++++ Material supplied ++++
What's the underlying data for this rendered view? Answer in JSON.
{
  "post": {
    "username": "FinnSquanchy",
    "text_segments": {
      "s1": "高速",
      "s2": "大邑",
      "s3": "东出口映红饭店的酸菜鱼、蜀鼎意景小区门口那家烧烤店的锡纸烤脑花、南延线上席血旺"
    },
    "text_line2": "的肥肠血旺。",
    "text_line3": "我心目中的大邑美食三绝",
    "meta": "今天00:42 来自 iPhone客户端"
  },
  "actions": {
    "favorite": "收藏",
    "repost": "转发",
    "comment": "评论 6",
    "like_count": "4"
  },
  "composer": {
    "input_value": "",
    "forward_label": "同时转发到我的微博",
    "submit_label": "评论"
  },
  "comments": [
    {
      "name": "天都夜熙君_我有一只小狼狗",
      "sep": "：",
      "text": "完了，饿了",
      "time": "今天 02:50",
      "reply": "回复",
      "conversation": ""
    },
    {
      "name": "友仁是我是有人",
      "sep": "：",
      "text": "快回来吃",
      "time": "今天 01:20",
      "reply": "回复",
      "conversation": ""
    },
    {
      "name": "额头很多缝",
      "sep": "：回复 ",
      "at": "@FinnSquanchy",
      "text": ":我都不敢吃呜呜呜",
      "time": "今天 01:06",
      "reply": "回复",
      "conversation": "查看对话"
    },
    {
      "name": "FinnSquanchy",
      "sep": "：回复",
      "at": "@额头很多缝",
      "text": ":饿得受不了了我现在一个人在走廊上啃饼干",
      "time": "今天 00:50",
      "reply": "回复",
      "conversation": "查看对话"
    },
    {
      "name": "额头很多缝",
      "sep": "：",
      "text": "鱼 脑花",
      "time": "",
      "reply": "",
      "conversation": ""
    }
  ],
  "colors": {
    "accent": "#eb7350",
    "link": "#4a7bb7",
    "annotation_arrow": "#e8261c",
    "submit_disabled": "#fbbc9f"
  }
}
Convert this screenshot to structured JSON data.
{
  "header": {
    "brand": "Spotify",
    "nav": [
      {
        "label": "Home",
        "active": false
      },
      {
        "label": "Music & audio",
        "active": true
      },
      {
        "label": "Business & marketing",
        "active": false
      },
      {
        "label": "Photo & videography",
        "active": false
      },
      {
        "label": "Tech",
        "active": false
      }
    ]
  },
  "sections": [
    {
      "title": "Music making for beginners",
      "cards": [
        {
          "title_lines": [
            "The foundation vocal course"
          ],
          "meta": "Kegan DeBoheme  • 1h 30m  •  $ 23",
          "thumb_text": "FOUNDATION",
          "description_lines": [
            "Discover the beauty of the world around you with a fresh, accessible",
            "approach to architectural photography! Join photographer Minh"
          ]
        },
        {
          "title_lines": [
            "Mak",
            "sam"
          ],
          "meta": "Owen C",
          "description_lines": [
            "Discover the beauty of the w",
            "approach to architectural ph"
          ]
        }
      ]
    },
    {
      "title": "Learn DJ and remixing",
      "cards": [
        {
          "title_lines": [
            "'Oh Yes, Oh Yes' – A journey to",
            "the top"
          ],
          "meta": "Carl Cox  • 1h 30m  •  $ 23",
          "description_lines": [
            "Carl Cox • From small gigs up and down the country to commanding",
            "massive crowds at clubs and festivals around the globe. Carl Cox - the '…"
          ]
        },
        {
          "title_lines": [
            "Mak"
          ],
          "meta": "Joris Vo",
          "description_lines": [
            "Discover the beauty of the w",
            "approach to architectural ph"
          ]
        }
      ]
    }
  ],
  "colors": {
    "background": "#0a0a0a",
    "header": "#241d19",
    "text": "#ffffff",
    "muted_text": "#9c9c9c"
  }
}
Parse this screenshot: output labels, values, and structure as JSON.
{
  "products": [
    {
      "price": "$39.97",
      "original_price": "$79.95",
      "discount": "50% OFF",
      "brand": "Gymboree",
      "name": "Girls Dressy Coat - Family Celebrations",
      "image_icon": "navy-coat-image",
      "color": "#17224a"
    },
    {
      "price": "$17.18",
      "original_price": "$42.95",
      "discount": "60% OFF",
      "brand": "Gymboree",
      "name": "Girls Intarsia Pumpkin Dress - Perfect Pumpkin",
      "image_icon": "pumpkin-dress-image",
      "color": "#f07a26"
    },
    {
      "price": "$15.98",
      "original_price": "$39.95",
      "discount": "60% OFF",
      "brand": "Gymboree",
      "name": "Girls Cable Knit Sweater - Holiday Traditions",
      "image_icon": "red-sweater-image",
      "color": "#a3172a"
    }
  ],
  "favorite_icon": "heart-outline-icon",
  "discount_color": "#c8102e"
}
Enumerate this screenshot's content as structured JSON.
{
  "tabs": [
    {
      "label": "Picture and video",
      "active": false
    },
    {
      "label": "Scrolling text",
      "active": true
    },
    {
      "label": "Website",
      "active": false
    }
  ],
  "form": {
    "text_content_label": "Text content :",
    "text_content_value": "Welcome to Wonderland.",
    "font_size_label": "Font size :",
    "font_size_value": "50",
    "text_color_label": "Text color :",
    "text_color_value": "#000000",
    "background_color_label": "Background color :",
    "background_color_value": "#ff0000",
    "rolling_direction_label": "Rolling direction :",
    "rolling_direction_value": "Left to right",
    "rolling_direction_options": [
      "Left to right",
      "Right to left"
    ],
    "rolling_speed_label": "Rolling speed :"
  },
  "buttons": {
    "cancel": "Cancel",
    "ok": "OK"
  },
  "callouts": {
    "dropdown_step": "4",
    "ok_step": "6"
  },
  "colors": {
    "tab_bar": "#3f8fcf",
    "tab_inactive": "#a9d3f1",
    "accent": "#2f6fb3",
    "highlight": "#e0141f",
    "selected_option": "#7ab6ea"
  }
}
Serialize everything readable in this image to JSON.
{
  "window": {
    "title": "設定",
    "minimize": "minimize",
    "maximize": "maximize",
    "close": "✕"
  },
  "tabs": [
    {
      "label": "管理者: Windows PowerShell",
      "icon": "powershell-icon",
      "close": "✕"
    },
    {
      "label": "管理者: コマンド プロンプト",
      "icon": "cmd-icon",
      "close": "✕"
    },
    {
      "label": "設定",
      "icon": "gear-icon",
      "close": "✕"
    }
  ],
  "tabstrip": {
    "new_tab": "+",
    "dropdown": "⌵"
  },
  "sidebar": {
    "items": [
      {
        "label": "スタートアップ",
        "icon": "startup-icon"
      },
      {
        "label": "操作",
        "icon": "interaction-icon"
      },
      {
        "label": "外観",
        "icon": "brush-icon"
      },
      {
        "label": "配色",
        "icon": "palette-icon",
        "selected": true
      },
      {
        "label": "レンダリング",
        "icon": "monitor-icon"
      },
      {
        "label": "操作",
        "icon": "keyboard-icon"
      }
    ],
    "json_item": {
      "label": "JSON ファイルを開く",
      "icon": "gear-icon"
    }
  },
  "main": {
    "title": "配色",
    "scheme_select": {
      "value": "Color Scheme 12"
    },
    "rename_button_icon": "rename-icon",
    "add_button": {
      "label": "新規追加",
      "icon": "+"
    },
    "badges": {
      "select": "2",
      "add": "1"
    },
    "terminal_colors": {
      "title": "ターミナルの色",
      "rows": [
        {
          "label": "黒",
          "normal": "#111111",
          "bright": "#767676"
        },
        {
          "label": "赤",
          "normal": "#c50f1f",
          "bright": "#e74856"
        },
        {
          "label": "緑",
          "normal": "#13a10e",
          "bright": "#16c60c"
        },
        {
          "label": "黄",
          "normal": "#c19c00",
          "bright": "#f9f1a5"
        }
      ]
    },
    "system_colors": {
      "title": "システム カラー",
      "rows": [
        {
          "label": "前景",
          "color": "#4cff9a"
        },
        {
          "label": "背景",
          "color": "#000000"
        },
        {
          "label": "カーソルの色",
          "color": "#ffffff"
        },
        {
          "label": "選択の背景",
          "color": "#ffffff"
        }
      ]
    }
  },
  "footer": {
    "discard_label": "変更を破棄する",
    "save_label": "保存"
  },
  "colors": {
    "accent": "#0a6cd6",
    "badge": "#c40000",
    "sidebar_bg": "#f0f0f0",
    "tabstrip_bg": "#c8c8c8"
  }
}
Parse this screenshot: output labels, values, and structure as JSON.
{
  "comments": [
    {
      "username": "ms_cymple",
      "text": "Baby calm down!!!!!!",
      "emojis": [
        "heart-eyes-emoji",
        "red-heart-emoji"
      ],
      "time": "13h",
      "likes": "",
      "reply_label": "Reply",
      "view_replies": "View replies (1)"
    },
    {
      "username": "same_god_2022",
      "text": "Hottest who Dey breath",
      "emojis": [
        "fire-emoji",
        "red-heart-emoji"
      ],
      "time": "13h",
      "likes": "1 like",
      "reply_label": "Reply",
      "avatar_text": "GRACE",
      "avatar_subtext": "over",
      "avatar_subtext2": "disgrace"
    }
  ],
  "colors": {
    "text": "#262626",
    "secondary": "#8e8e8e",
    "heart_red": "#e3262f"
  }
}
++++
● **Problem details**
Identify each line in the entries with the word "structured" and copy it.

● **The response**
Convert this screenshot to structured JSON data.
Enumerate this screenshot's content as structured JSON.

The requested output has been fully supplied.